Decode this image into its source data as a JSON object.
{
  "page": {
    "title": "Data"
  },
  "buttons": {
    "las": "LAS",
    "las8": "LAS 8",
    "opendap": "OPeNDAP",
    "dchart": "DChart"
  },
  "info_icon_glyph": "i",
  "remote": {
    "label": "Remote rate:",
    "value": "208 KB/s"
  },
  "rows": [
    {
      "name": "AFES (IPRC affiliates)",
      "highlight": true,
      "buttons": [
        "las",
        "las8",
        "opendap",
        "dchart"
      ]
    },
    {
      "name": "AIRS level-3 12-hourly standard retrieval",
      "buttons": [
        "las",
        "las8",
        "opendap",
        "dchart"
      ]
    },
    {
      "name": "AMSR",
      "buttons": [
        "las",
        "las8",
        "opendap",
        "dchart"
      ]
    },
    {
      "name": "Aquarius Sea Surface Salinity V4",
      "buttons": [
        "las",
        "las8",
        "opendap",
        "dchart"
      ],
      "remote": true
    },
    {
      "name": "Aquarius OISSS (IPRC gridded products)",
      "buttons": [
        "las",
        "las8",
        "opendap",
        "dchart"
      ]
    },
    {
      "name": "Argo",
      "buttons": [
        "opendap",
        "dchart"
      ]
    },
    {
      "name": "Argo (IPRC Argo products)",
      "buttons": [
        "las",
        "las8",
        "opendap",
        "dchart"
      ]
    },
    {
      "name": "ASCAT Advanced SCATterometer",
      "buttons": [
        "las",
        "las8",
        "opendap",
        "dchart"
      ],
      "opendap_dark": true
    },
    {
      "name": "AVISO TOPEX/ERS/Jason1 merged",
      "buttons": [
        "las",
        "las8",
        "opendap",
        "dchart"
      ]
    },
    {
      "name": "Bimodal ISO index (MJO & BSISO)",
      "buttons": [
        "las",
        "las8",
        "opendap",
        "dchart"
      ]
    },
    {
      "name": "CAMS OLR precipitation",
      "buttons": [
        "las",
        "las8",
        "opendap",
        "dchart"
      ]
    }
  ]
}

------------------------------------------------------------------------

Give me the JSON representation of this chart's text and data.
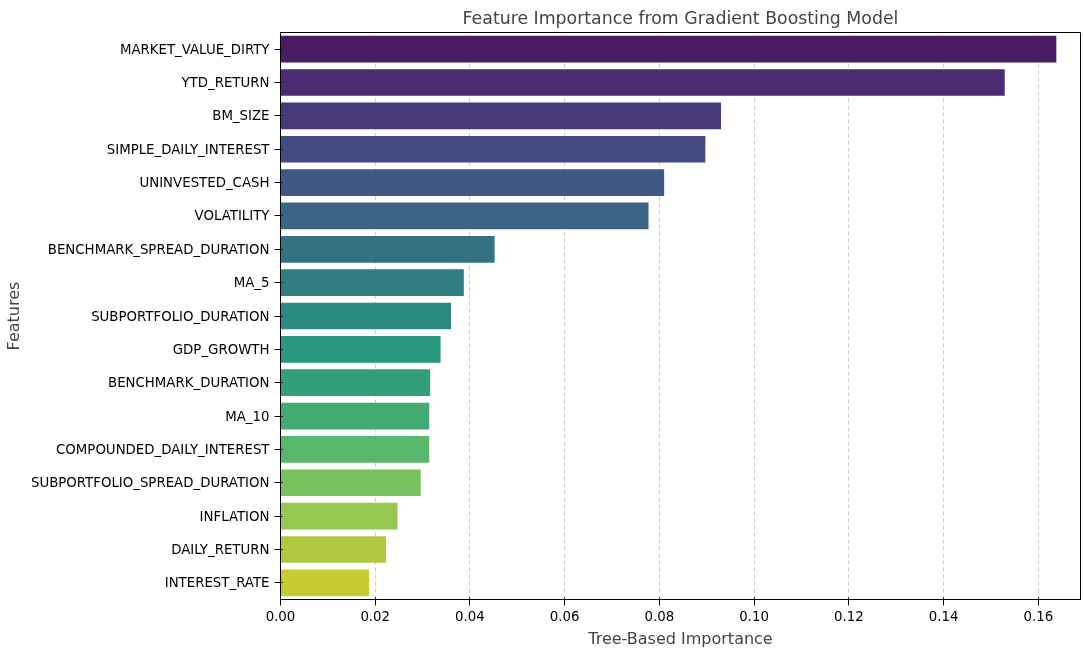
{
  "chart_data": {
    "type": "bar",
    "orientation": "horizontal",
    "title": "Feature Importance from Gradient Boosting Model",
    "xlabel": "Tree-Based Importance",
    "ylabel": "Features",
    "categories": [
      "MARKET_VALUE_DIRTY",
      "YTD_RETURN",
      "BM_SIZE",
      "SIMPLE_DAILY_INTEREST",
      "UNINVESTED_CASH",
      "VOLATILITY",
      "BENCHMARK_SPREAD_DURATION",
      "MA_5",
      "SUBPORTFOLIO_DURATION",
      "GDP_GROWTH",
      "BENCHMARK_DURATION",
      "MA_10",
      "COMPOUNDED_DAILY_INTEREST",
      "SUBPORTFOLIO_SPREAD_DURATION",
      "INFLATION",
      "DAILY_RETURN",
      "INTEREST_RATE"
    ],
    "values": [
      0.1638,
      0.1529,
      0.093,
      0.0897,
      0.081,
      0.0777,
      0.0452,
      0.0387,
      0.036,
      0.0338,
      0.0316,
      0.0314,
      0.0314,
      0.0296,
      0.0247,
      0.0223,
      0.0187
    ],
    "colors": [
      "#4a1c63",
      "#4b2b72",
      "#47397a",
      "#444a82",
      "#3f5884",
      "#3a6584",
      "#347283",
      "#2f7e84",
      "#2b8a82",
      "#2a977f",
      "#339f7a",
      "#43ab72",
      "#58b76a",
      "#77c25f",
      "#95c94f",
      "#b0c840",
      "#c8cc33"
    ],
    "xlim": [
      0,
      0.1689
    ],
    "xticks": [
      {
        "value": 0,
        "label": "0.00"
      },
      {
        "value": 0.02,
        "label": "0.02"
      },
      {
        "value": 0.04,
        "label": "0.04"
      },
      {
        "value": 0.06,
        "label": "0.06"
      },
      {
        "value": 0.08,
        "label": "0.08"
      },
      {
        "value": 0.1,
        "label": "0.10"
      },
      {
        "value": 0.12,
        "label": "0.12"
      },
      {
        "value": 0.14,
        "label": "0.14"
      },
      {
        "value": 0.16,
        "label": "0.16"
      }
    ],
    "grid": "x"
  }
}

------------------------------------------------------------------------

■ **Work to be completed**: Give only the number of lines in the entries above that contain the string "IPRC".

■ **Response to the exercise**: 3